◆ DIRECTION:
In the material from its start through the line containing "svg-text:NPS: NPS xyxy=(345,142,370,156)", switch "Identify" to "Locate" and give those lines again with everything else unchanged.

※

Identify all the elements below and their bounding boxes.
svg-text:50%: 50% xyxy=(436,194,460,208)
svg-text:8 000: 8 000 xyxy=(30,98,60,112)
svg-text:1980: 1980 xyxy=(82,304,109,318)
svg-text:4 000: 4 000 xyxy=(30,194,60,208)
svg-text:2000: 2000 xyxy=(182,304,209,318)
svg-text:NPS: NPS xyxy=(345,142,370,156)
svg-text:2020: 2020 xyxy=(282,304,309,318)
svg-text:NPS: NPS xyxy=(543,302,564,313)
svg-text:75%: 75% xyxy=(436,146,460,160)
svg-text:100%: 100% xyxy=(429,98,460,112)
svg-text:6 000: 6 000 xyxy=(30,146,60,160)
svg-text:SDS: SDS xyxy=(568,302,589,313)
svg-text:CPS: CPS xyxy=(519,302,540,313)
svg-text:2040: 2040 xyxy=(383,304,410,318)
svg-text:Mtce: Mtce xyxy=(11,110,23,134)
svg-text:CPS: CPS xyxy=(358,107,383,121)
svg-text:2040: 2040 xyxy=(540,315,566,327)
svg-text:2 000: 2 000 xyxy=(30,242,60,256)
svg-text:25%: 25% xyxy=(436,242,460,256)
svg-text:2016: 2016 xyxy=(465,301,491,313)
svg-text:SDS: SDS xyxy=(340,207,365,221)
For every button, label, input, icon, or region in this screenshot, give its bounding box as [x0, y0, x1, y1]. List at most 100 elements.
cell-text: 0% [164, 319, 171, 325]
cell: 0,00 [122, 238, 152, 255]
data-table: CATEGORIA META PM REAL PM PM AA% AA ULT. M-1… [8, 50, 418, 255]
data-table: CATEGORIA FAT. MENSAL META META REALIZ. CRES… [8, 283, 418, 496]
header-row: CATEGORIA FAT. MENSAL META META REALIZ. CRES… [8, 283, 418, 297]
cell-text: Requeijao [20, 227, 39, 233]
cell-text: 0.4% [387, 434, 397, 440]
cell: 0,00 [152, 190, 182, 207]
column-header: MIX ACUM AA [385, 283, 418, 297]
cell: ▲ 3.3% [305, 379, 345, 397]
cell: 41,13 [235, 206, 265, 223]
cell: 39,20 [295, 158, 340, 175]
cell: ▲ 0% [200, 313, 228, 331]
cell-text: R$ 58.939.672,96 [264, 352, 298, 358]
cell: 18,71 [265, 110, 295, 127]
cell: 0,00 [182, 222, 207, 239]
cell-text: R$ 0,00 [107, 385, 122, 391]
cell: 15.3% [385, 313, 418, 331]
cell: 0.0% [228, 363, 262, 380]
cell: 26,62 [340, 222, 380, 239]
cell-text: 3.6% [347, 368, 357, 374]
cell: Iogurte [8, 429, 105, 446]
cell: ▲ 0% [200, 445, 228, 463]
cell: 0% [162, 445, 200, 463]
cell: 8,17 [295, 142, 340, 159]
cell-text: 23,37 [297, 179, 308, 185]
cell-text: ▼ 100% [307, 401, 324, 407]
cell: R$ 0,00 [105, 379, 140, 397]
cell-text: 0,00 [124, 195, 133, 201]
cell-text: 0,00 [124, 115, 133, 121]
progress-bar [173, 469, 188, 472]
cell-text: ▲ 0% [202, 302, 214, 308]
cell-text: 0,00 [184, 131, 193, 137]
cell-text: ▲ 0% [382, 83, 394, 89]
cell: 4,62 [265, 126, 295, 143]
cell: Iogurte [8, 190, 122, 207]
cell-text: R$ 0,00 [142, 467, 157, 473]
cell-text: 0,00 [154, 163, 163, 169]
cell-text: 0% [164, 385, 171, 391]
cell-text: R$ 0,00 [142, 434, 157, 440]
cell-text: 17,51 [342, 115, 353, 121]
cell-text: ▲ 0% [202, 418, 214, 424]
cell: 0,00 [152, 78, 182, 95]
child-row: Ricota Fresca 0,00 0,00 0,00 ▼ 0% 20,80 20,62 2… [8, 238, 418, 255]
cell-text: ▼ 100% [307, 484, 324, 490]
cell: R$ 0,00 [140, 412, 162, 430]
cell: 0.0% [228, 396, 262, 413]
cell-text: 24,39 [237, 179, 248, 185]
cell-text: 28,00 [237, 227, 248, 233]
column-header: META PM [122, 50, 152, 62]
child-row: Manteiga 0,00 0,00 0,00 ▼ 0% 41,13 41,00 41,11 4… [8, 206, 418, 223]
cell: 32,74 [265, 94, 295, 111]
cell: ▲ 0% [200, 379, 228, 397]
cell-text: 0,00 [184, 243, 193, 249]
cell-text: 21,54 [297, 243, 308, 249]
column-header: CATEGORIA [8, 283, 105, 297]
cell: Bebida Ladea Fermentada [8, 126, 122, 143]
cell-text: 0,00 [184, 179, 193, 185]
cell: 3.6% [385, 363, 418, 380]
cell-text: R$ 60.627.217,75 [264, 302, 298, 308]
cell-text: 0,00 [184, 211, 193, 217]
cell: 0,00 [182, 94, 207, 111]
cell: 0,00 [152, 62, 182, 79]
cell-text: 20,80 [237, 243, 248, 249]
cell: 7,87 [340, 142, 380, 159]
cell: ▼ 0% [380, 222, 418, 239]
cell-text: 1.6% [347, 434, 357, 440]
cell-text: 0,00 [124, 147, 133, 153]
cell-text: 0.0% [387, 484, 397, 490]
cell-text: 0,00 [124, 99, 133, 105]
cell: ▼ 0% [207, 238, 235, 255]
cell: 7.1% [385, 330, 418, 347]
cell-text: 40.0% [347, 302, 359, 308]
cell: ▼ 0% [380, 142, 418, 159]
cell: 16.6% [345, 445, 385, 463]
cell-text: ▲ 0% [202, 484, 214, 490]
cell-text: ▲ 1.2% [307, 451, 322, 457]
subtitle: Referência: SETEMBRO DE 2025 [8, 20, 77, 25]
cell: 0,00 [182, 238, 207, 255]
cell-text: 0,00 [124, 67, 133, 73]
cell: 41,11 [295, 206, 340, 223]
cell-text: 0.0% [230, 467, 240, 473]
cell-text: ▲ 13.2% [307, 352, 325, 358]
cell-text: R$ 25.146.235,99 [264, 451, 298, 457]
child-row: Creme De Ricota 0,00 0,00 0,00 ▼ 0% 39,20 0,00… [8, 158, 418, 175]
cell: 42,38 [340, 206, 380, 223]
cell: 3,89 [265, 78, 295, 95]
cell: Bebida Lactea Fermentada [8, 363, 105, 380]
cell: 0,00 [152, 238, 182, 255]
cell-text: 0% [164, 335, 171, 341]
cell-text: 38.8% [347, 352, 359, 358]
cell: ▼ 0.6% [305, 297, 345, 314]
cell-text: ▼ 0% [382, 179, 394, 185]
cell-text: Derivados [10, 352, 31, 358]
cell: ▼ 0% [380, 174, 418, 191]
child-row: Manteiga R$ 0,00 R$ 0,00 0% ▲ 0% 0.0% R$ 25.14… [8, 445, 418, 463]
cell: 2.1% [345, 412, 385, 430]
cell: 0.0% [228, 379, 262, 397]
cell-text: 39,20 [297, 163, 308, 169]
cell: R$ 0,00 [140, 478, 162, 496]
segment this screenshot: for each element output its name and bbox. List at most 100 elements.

※

◆ EXERCISE RESPONSE:
Locate all the elements below and their bounding boxes.
svg-text:50%: 50% xyxy=(436,194,460,208)
svg-text:8 000: 8 000 xyxy=(30,98,60,112)
svg-text:1980: 1980 xyxy=(82,304,109,318)
svg-text:4 000: 4 000 xyxy=(30,194,60,208)
svg-text:2000: 2000 xyxy=(182,304,209,318)
svg-text:NPS: NPS xyxy=(345,142,370,156)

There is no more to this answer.